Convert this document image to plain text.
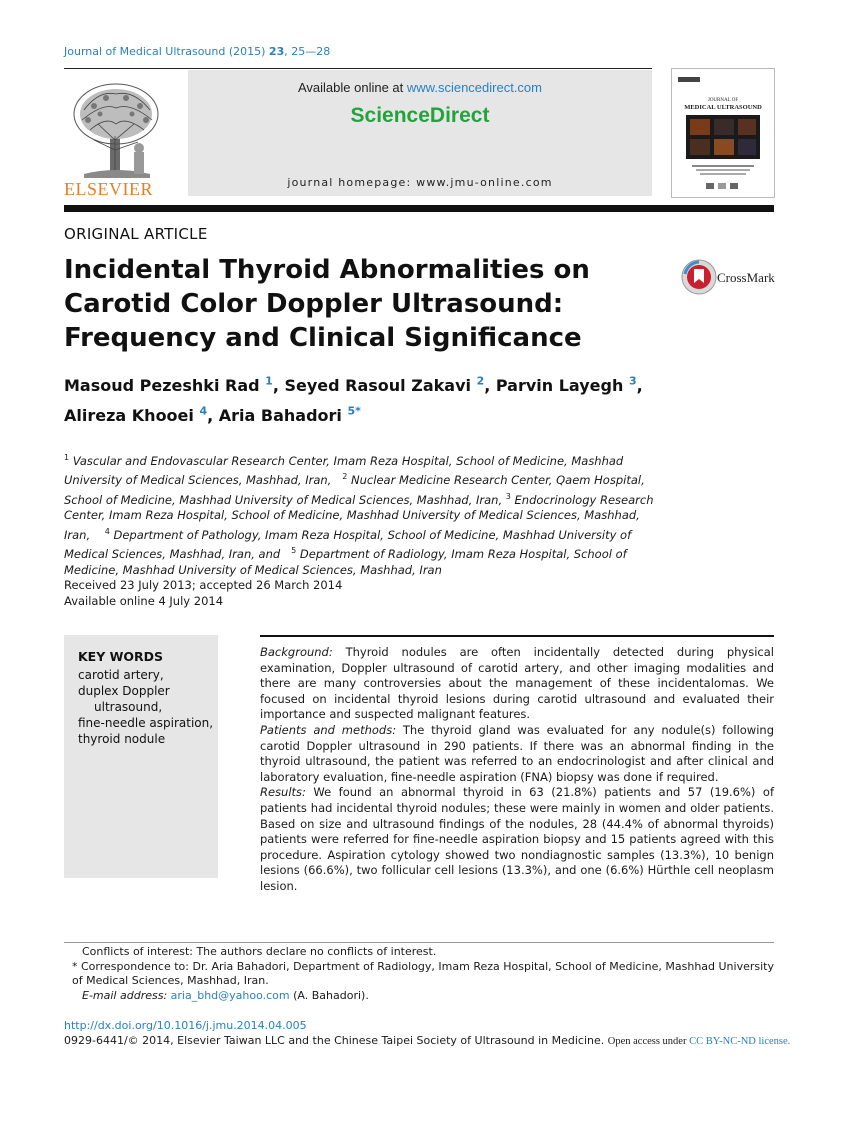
Journal of Medical Ultrasound (2015) 23, 25—28
ELSEVIER
Available online at www.sciencedirect.com
ScienceDirect
journal homepage: www.jmu-online.com
JOURNAL OF
MEDICAL ULTRASOUND
ORIGINAL ARTICLE
Incidental Thyroid Abnormalities on Carotid Color Doppler Ultrasound: Frequency and Clinical Significance
CrossMark
Masoud Pezeshki Rad $^1$, Seyed Rasoul Zakavi $^2$, Parvin Layegh $^3$, Alireza Khooei $^4$, Aria Bahadori $^{5*}$
$^1$ Vascular and Endovascular Research Center, Imam Reza Hospital, School of Medicine, Mashhad University of Medical Sciences, Mashhad, Iran, $^2$ Nuclear Medicine Research Center, Qaem Hospital, School of Medicine, Mashhad University of Medical Sciences, Mashhad, Iran, $^3$ Endocrinology Research Center, Imam Reza Hospital, School of Medicine, Mashhad University of Medical Sciences, Mashhad, Iran, $^4$ Department of Pathology, Imam Reza Hospital, School of Medicine, Mashhad University of Medical Sciences, Mashhad, Iran, and $^5$ Department of Radiology, Imam Reza Hospital, School of Medicine, Mashhad University of Medical Sciences, Mashhad, Iran
Received 23 July 2013; accepted 26 March 2014
Available online 4 July 2014
KEY WORDS

carotid artery,

duplex Doppler ultrasound,

fine-needle aspiration,

thyroid nodule

Background: Thyroid nodules are often incidentally detected during physical examination, Doppler ultrasound of carotid artery, and other imaging modalities and there are many controversies about the management of these incidentalomas. We focused on incidental thyroid lesions during carotid ultrasound and evaluated their importance and suspected malignant features.

Patients and methods: The thyroid gland was evaluated for any nodule(s) following carotid Doppler ultrasound in 290 patients. If there was an abnormal finding in the thyroid ultrasound, the patient was referred to an endocrinologist and after clinical and laboratory evaluation, fine-needle aspiration (FNA) biopsy was done if required.

Results: We found an abnormal thyroid in 63 (21.8%) patients and 57 (19.6%) of patients had incidental thyroid nodules; these were mainly in women and older patients. Based on size and ultrasound findings of the nodules, 28 (44.4% of abnormal thyroids) patients were referred for fine-needle aspiration biopsy and 15 patients agreed with this procedure. Aspiration cytology showed two nondiagnostic samples (13.3%), 10 benign lesions (66.6%), two follicular cell lesions (13.3%), and one (6.6%) Hürthle cell neoplasm lesion.

Conflicts of interest: The authors declare no conflicts of interest.

* Correspondence to: Dr. Aria Bahadori, Department of Radiology, Imam Reza Hospital, School of Medicine, Mashhad University of Medical Sciences, Mashhad, Iran.

E-mail address: aria_bhd@yahoo.com (A. Bahadori).

http://dx.doi.org/10.1016/j.jmu.2014.04.005
0929-6441/© 2014, Elsevier Taiwan LLC and the Chinese Taipei Society of Ultrasound in Medicine. Open access under CC BY-NC-ND license.
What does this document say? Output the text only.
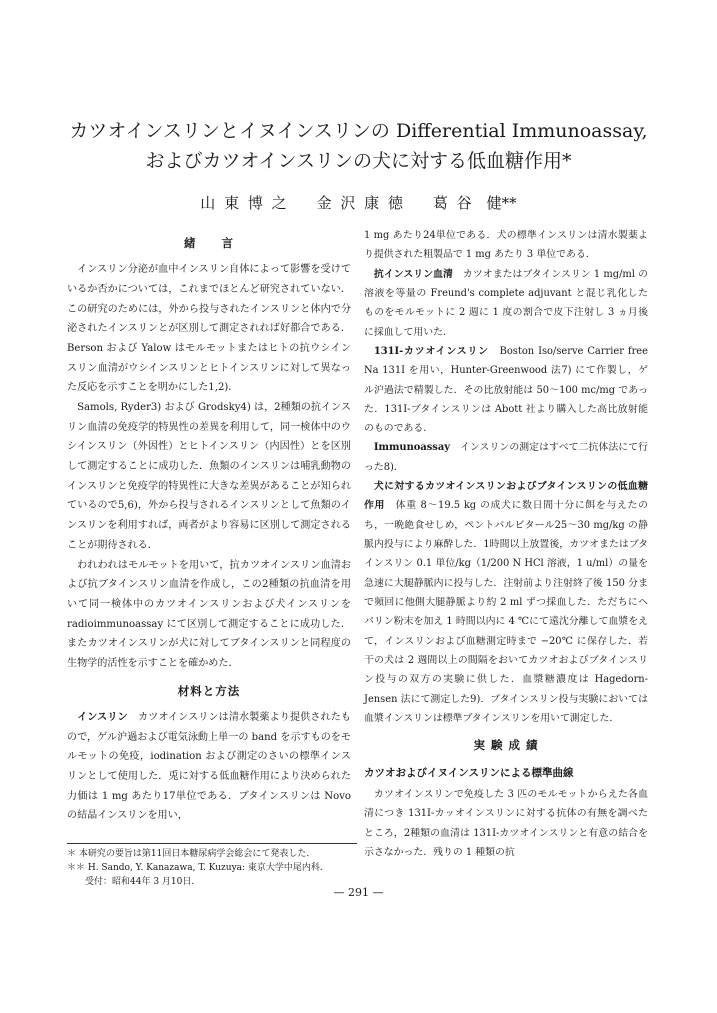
カツオインスリンとイヌインスリンの Differential Immunoassay,
およびカツオインスリンの犬に対する低血糖作用*
山 東 博 之　　金 沢 康 徳　　葛 谷　健**
緒　　言

インスリン分泌が血中インスリン自体によって影響を受けているか否かについては，これまでほとんど研究されていない．この研究のためには，外から投与されたインスリンと体内で分泌されたインスリンとが区別して測定されれば好都合である．Berson および Yalow はモルモットまたはヒトの抗ウシインスリン血清がウシインスリンとヒトインスリンに対して異なった反応を示すことを明かにした1,2)．

Samols, Ryder3) および Grodsky4) は，2種類の抗インスリン血清の免疫学的特異性の差異を利用して，同一検体中のウシインスリン（外因性）とヒトインスリン（内因性）とを区別して測定することに成功した．魚類のインスリンは哺乳動物のインスリンと免疫学的特異性に大きな差異があることが知られているので5,6)，外から投与されるインスリンとして魚類のインスリンを利用すれば，両者がより容易に区別して測定されることが期待される．

われわれはモルモットを用いて，抗カツオインスリン血清および抗ブタインスリン血清を作成し，この2種類の抗血清を用いて同一検体中のカツオインスリンおよび犬インスリンを radioimmunoassay にて区別して測定することに成功した．またカツオインスリンが犬に対してブタインスリンと同程度の生物学的活性を示すことを確かめた．

材料と方法

インスリン　 カツオインスリンは清水製薬より提供されたもので，ゲル沪過および電気泳動上単一の band を示すものをモルモットの免疫，iodination および測定のさいの標準インスリンとして使用した．兎に対する低血糖作用により決められた力価は 1 mg あたり17単位である．ブタインスリンは Novo の結晶インスリンを用い，

1 mg あたり24単位である．犬の標準インスリンは清水製薬より提供された粗製品で 1 mg あたり 3 単位である．

抗インスリン血清　 カツオまたはブタインスリン 1 mg/ml の溶液を等量の Freund's complete adjuvant と混じ乳化したものをモルモットに 2 週に 1 度の割合で皮下注射し 3 ヵ月後に採血して用いた．

131I-カツオインスリン　 Boston Iso/serve Carrier free Na 131I を用い，Hunter-Greenwood 法7) にて作製し，ゲル沪過法で精製した．その比放射能は 50〜100 mc/mg であった．131I-ブタインスリンは Abott 社より購入した高比放射能のものである．

Immunoassay　 インスリンの測定はすべて二抗体法にて行った8)．

犬に対するカツオインスリンおよびブタインスリンの低血糖作用　 体重 8〜19.5 kg の成犬に数日間十分に餌を与えたのち，一晩絶食せしめ，ペントバルビタール25〜30 mg/kg の静脈内投与により麻酔した．1時間以上放置後，カツオまたはブタインスリン 0.1 単位/kg（1/200 N HCl 溶液，1 u/ml）の量を急速に大腿静脈内に投与した．注射前より注射終了後 150 分まで頻回に他側大腿静脈より約 2 ml ずつ採血した．ただちにヘパリン粉末を加え 1 時間以内に 4 ℃にて遠沈分離して血漿をえて，インスリンおよび血糖測定時まで −20℃ に保存した．若干の犬は 2 週間以上の間隔をおいてカツオおよびブタインスリン投与の双方の実験に供した．血漿糖濃度は Hagedorn-Jensen 法にて測定した9)．ブタインスリン投与実験においては血漿インスリンは標準ブタインスリンを用いて測定した．

実 験 成 績
カツオおよびイヌインスリンによる標準曲線

カツオインスリンで免疫した 3 匹のモルモットからえた各血清につき 131I-カッオインスリンに対する抗体の有無を調べたところ，2種類の血清は 131I-カツオインスリンと有意の結合を示さなかった．残りの 1 種類の抗

＊ 本研究の要旨は第11回日本糖尿病学会総会にて発表した．
＊＊ H. Sando, Y. Kanazawa, T. Kuzuya: 東京大学中尾内科.
　　受付：昭和44年 3 月10日.
— 291 —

_What to work on_:
Take the listing above and restate it word for word, without its pictures.

_Finished task_:
Convert this document image to plain text.
Journal of Medical Ultrasound (2015) 23, 25—28
ELSEVIER
Available online at www.sciencedirect.com
ScienceDirect
journal homepage: www.jmu-online.com
JOURNAL OF
MEDICAL ULTRASOUND
ORIGINAL ARTICLE
Incidental Thyroid Abnormalities on Carotid Color Doppler Ultrasound: Frequency and Clinical Significance
CrossMark
Masoud Pezeshki Rad $^1$, Seyed Rasoul Zakavi $^2$, Parvin Layegh $^3$, Alireza Khooei $^4$, Aria Bahadori $^{5*}$
$^1$ Vascular and Endovascular Research Center, Imam Reza Hospital, School of Medicine, Mashhad University of Medical Sciences, Mashhad, Iran, $^2$ Nuclear Medicine Research Center, Qaem Hospital, School of Medicine, Mashhad University of Medical Sciences, Mashhad, Iran, $^3$ Endocrinology Research Center, Imam Reza Hospital, School of Medicine, Mashhad University of Medical Sciences, Mashhad, Iran, $^4$ Department of Pathology, Imam Reza Hospital, School of Medicine, Mashhad University of Medical Sciences, Mashhad, Iran, and $^5$ Department of Radiology, Imam Reza Hospital, School of Medicine, Mashhad University of Medical Sciences, Mashhad, Iran
Received 23 July 2013; accepted 26 March 2014
Available online 4 July 2014
KEY WORDS

carotid artery,

duplex Doppler ultrasound,

fine-needle aspiration,

thyroid nodule

Background: Thyroid nodules are often incidentally detected during physical examination, Doppler ultrasound of carotid artery, and other imaging modalities and there are many controversies about the management of these incidentalomas. We focused on incidental thyroid lesions during carotid ultrasound and evaluated their importance and suspected malignant features.

Patients and methods: The thyroid gland was evaluated for any nodule(s) following carotid Doppler ultrasound in 290 patients. If there was an abnormal finding in the thyroid ultrasound, the patient was referred to an endocrinologist and after clinical and laboratory evaluation, fine-needle aspiration (FNA) biopsy was done if required.

Results: We found an abnormal thyroid in 63 (21.8%) patients and 57 (19.6%) of patients had incidental thyroid nodules; these were mainly in women and older patients. Based on size and ultrasound findings of the nodules, 28 (44.4% of abnormal thyroids) patients were referred for fine-needle aspiration biopsy and 15 patients agreed with this procedure. Aspiration cytology showed two nondiagnostic samples (13.3%), 10 benign lesions (66.6%), two follicular cell lesions (13.3%), and one (6.6%) Hürthle cell neoplasm lesion.

Conflicts of interest: The authors declare no conflicts of interest.

* Correspondence to: Dr. Aria Bahadori, Department of Radiology, Imam Reza Hospital, School of Medicine, Mashhad University of Medical Sciences, Mashhad, Iran.

E-mail address: aria_bhd@yahoo.com (A. Bahadori).

http://dx.doi.org/10.1016/j.jmu.2014.04.005
0929-6441/© 2014, Elsevier Taiwan LLC and the Chinese Taipei Society of Ultrasound in Medicine. Open access under CC BY-NC-ND license.
What does this document say? Output the text only.
カツオインスリンとイヌインスリンの Differential Immunoassay,
およびカツオインスリンの犬に対する低血糖作用*
山 東 博 之　　金 沢 康 徳　　葛 谷　健**
緒　　言

インスリン分泌が血中インスリン自体によって影響を受けているか否かについては，これまでほとんど研究されていない．この研究のためには，外から投与されたインスリンと体内で分泌されたインスリンとが区別して測定されれば好都合である．Berson および Yalow はモルモットまたはヒトの抗ウシインスリン血清がウシインスリンとヒトインスリンに対して異なった反応を示すことを明かにした1,2)．

Samols, Ryder3) および Grodsky4) は，2種類の抗インスリン血清の免疫学的特異性の差異を利用して，同一検体中のウシインスリン（外因性）とヒトインスリン（内因性）とを区別して測定することに成功した．魚類のインスリンは哺乳動物のインスリンと免疫学的特異性に大きな差異があることが知られているので5,6)，外から投与されるインスリンとして魚類のインスリンを利用すれば，両者がより容易に区別して測定されることが期待される．

われわれはモルモットを用いて，抗カツオインスリン血清および抗ブタインスリン血清を作成し，この2種類の抗血清を用いて同一検体中のカツオインスリンおよび犬インスリンを radioimmunoassay にて区別して測定することに成功した．またカツオインスリンが犬に対してブタインスリンと同程度の生物学的活性を示すことを確かめた．

材料と方法

インスリン　 カツオインスリンは清水製薬より提供されたもので，ゲル沪過および電気泳動上単一の band を示すものをモルモットの免疫，iodination および測定のさいの標準インスリンとして使用した．兎に対する低血糖作用により決められた力価は 1 mg あたり17単位である．ブタインスリンは Novo の結晶インスリンを用い，

1 mg あたり24単位である．犬の標準インスリンは清水製薬より提供された粗製品で 1 mg あたり 3 単位である．

抗インスリン血清　 カツオまたはブタインスリン 1 mg/ml の溶液を等量の Freund's complete adjuvant と混じ乳化したものをモルモットに 2 週に 1 度の割合で皮下注射し 3 ヵ月後に採血して用いた．

131I-カツオインスリン　 Boston Iso/serve Carrier free Na 131I を用い，Hunter-Greenwood 法7) にて作製し，ゲル沪過法で精製した．その比放射能は 50〜100 mc/mg であった．131I-ブタインスリンは Abott 社より購入した高比放射能のものである．

Immunoassay　 インスリンの測定はすべて二抗体法にて行った8)．

犬に対するカツオインスリンおよびブタインスリンの低血糖作用　 体重 8〜19.5 kg の成犬に数日間十分に餌を与えたのち，一晩絶食せしめ，ペントバルビタール25〜30 mg/kg の静脈内投与により麻酔した．1時間以上放置後，カツオまたはブタインスリン 0.1 単位/kg（1/200 N HCl 溶液，1 u/ml）の量を急速に大腿静脈内に投与した．注射前より注射終了後 150 分まで頻回に他側大腿静脈より約 2 ml ずつ採血した．ただちにヘパリン粉末を加え 1 時間以内に 4 ℃にて遠沈分離して血漿をえて，インスリンおよび血糖測定時まで −20℃ に保存した．若干の犬は 2 週間以上の間隔をおいてカツオおよびブタインスリン投与の双方の実験に供した．血漿糖濃度は Hagedorn-Jensen 法にて測定した9)．ブタインスリン投与実験においては血漿インスリンは標準ブタインスリンを用いて測定した．

実 験 成 績
カツオおよびイヌインスリンによる標準曲線

カツオインスリンで免疫した 3 匹のモルモットからえた各血清につき 131I-カッオインスリンに対する抗体の有無を調べたところ，2種類の血清は 131I-カツオインスリンと有意の結合を示さなかった．残りの 1 種類の抗

＊ 本研究の要旨は第11回日本糖尿病学会総会にて発表した．
＊＊ H. Sando, Y. Kanazawa, T. Kuzuya: 東京大学中尾内科.
　　受付：昭和44年 3 月10日.
— 291 —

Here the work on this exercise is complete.